- Data provided
— start —

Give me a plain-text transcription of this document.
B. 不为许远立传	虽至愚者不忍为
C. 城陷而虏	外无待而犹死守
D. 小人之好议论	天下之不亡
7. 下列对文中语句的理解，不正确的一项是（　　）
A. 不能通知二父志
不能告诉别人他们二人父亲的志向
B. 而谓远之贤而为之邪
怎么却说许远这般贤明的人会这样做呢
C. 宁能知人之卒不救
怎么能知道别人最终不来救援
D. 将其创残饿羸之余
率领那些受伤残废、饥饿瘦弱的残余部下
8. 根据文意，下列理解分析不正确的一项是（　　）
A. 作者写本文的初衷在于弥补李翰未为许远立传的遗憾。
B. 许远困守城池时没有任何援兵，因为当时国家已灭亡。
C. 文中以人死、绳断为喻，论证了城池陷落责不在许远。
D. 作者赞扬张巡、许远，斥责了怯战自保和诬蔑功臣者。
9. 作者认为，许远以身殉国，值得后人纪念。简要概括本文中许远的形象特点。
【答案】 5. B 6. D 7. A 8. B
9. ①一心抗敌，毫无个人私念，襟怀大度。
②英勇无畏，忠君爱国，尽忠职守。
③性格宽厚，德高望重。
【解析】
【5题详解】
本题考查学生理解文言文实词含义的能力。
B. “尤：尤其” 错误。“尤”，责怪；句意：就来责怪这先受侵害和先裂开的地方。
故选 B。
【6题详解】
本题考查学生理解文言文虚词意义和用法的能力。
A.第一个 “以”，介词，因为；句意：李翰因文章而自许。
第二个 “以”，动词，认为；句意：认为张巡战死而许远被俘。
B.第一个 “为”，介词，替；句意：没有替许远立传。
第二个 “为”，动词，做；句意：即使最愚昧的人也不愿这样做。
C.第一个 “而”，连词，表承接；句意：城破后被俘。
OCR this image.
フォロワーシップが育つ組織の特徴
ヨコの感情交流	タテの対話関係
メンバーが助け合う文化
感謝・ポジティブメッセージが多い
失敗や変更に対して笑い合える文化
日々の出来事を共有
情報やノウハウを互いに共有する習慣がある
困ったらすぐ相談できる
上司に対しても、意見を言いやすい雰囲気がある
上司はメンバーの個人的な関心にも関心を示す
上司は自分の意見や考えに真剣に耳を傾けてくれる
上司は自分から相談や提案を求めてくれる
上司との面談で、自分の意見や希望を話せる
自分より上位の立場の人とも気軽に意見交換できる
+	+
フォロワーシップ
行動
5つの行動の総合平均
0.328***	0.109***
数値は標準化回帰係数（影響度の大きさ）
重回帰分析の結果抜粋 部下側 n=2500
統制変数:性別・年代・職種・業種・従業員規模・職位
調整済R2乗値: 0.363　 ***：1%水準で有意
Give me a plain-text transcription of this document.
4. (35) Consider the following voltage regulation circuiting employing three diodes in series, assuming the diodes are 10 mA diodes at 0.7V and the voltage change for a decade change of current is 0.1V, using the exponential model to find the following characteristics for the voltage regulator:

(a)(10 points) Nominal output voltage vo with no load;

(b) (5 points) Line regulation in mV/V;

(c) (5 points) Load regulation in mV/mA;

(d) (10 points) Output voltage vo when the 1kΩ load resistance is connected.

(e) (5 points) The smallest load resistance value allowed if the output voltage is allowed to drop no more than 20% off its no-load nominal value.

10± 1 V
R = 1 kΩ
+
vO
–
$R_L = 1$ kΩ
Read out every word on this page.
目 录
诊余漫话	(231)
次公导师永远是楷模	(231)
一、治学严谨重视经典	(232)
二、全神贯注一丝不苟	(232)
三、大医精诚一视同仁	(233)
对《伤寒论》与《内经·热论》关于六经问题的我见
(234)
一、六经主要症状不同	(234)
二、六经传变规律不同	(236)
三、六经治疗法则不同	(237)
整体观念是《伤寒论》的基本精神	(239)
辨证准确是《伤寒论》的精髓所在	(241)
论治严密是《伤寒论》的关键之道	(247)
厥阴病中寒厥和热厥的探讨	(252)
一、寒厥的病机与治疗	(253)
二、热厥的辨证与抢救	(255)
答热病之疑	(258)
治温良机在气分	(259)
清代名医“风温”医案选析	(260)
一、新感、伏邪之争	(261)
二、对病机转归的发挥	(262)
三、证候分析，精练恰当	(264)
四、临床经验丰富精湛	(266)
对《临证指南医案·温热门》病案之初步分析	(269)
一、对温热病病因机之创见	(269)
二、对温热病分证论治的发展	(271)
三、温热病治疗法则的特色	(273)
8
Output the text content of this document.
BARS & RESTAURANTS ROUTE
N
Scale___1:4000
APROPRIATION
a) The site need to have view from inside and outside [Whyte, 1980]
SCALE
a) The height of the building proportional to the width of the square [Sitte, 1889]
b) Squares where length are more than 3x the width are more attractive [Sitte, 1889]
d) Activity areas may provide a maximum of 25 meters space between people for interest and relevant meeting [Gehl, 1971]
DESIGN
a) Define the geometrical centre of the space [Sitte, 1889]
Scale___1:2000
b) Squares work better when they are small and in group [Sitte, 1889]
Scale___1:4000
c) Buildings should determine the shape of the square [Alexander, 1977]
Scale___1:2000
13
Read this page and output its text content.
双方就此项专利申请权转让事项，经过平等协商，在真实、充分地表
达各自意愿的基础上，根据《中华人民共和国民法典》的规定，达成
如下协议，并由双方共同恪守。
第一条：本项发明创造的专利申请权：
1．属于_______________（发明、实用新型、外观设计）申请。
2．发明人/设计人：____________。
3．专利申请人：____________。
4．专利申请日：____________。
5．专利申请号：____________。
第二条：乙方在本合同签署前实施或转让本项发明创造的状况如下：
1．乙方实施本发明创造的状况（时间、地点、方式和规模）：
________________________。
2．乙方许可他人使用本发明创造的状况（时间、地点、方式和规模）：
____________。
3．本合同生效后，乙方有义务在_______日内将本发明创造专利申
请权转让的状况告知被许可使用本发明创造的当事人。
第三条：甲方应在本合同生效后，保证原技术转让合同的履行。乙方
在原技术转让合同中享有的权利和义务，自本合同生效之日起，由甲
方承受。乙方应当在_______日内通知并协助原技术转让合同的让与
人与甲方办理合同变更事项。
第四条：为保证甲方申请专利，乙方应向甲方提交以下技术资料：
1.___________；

— end —

- Problem description
Find the line that contains "Read out every word on this page.". Repeat it and every line after it, exactly as written, up to and including the last line of the records above.

- Response to the task
Read out every word on this page.
目 录
诊余漫话	(231)
次公导师永远是楷模	(231)
一、治学严谨重视经典	(232)
二、全神贯注一丝不苟	(232)
三、大医精诚一视同仁	(233)
对《伤寒论》与《内经·热论》关于六经问题的我见
(234)
一、六经主要症状不同	(234)
二、六经传变规律不同	(236)
三、六经治疗法则不同	(237)
整体观念是《伤寒论》的基本精神	(239)
辨证准确是《伤寒论》的精髓所在	(241)
论治严密是《伤寒论》的关键之道	(247)
厥阴病中寒厥和热厥的探讨	(252)
一、寒厥的病机与治疗	(253)
二、热厥的辨证与抢救	(255)
答热病之疑	(258)
治温良机在气分	(259)
清代名医“风温”医案选析	(260)
一、新感、伏邪之争	(261)
二、对病机转归的发挥	(262)
三、证候分析，精练恰当	(264)
四、临床经验丰富精湛	(266)
对《临证指南医案·温热门》病案之初步分析	(269)
一、对温热病病因机之创见	(269)
二、对温热病分证论治的发展	(271)
三、温热病治疗法则的特色	(273)
8
Output the text content of this document.
BARS & RESTAURANTS ROUTE
N
Scale___1:4000
APROPRIATION
a) The site need to have view from inside and outside [Whyte, 1980]
SCALE
a) The height of the building proportional to the width of the square [Sitte, 1889]
b) Squares where length are more than 3x the width are more attractive [Sitte, 1889]
d) Activity areas may provide a maximum of 25 meters space between people for interest and relevant meeting [Gehl, 1971]
DESIGN
a) Define the geometrical centre of the space [Sitte, 1889]
Scale___1:2000
b) Squares work better when they are small and in group [Sitte, 1889]
Scale___1:4000
c) Buildings should determine the shape of the square [Alexander, 1977]
Scale___1:2000
13
Read this page and output its text content.
双方就此项专利申请权转让事项，经过平等协商，在真实、充分地表
达各自意愿的基础上，根据《中华人民共和国民法典》的规定，达成
如下协议，并由双方共同恪守。
第一条：本项发明创造的专利申请权：
1．属于_______________（发明、实用新型、外观设计）申请。
2．发明人/设计人：____________。
3．专利申请人：____________。
4．专利申请日：____________。
5．专利申请号：____________。
第二条：乙方在本合同签署前实施或转让本项发明创造的状况如下：
1．乙方实施本发明创造的状况（时间、地点、方式和规模）：
________________________。
2．乙方许可他人使用本发明创造的状况（时间、地点、方式和规模）：
____________。
3．本合同生效后，乙方有义务在_______日内将本发明创造专利申
请权转让的状况告知被许可使用本发明创造的当事人。
第三条：甲方应在本合同生效后，保证原技术转让合同的履行。乙方
在原技术转让合同中享有的权利和义务，自本合同生效之日起，由甲
方承受。乙方应当在_______日内通知并协助原技术转让合同的让与
人与甲方办理合同变更事项。
第四条：为保证甲方申请专利，乙方应向甲方提交以下技术资料：
1.___________；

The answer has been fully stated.